>> Begin EXTRACTED MATERIAL
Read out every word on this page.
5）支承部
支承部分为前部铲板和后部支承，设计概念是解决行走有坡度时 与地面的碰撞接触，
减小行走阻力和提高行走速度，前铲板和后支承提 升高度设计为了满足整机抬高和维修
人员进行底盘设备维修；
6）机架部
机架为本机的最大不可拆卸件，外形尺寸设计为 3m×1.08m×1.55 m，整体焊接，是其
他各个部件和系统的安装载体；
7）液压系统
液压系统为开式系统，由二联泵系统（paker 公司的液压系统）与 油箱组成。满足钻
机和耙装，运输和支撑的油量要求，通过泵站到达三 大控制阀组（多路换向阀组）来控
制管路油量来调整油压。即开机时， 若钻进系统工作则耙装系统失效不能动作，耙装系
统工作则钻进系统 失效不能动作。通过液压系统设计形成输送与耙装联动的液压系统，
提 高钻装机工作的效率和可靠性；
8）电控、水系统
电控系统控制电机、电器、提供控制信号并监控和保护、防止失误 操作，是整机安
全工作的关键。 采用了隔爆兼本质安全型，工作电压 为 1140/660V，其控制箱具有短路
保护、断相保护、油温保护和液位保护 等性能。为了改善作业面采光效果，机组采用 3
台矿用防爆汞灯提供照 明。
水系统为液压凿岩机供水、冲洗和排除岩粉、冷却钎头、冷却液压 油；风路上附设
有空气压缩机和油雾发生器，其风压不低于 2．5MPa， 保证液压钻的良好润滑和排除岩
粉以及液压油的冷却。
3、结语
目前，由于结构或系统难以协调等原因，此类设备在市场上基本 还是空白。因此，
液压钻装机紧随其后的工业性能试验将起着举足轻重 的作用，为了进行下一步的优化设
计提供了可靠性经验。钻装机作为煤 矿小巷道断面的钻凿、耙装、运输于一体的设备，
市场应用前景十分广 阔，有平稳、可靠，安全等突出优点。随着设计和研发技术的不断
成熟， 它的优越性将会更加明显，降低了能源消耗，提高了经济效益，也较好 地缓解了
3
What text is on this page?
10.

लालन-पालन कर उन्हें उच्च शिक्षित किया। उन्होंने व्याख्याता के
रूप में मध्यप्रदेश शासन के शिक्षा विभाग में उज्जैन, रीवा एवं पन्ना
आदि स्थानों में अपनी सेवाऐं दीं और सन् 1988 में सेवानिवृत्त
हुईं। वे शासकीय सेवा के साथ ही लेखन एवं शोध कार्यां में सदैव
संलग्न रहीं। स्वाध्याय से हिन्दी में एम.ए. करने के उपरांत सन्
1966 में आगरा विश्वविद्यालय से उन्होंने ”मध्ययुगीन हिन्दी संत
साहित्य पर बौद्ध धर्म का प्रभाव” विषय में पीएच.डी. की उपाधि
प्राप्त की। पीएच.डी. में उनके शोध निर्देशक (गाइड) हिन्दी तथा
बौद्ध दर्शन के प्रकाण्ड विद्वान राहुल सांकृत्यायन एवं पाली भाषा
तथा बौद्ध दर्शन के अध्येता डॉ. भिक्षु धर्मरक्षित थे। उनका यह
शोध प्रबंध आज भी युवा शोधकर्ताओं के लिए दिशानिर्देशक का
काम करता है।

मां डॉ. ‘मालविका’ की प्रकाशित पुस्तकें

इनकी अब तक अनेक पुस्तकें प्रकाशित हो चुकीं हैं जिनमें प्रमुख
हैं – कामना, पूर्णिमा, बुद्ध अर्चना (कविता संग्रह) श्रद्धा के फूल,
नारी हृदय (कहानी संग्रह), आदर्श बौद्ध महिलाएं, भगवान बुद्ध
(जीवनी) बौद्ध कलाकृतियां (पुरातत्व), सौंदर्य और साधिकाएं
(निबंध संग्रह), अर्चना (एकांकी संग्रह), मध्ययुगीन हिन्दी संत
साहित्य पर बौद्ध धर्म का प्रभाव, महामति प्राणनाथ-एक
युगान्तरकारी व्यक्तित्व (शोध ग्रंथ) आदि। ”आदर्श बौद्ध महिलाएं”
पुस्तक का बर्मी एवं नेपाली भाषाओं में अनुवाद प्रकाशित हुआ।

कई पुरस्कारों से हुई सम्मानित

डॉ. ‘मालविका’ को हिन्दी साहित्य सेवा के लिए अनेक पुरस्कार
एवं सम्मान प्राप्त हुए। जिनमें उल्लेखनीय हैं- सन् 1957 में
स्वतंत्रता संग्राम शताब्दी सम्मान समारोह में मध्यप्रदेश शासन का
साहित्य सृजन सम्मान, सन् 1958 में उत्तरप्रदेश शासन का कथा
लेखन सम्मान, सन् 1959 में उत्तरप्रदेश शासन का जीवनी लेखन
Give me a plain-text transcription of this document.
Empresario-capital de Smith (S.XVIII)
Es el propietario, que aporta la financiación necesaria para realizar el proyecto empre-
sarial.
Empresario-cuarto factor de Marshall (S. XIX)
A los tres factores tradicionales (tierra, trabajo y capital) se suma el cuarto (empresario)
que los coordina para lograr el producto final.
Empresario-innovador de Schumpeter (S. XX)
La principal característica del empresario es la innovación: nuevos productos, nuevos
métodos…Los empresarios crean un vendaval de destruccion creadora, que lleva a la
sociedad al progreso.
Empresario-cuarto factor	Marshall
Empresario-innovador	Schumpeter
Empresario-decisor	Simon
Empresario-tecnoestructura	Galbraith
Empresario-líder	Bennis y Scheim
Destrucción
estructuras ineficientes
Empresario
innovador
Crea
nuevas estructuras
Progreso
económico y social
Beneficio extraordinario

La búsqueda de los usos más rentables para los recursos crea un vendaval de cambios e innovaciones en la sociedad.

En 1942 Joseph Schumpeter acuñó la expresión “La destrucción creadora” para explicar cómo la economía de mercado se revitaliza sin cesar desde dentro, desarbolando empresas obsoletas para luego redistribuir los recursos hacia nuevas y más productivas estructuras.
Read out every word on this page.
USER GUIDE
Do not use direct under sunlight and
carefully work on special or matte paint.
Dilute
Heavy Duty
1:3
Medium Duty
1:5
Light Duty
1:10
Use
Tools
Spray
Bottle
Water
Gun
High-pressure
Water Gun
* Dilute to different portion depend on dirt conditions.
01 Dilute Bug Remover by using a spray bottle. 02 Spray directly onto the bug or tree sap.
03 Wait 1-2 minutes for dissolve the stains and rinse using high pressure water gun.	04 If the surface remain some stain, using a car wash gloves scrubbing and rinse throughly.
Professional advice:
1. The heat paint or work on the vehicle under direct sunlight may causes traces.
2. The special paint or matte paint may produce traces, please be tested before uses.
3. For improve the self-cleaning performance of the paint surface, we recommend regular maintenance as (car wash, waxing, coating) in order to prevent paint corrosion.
>> End EXTRACTED MATERIAL
» STATED EXERCISE: Search the records for the word "Marshall" and copy every line where it occurs.

» EXERCISE ANSWER:
Empresario-cuarto factor de Marshall (S. XIX)
Empresario-cuarto factor	Marshall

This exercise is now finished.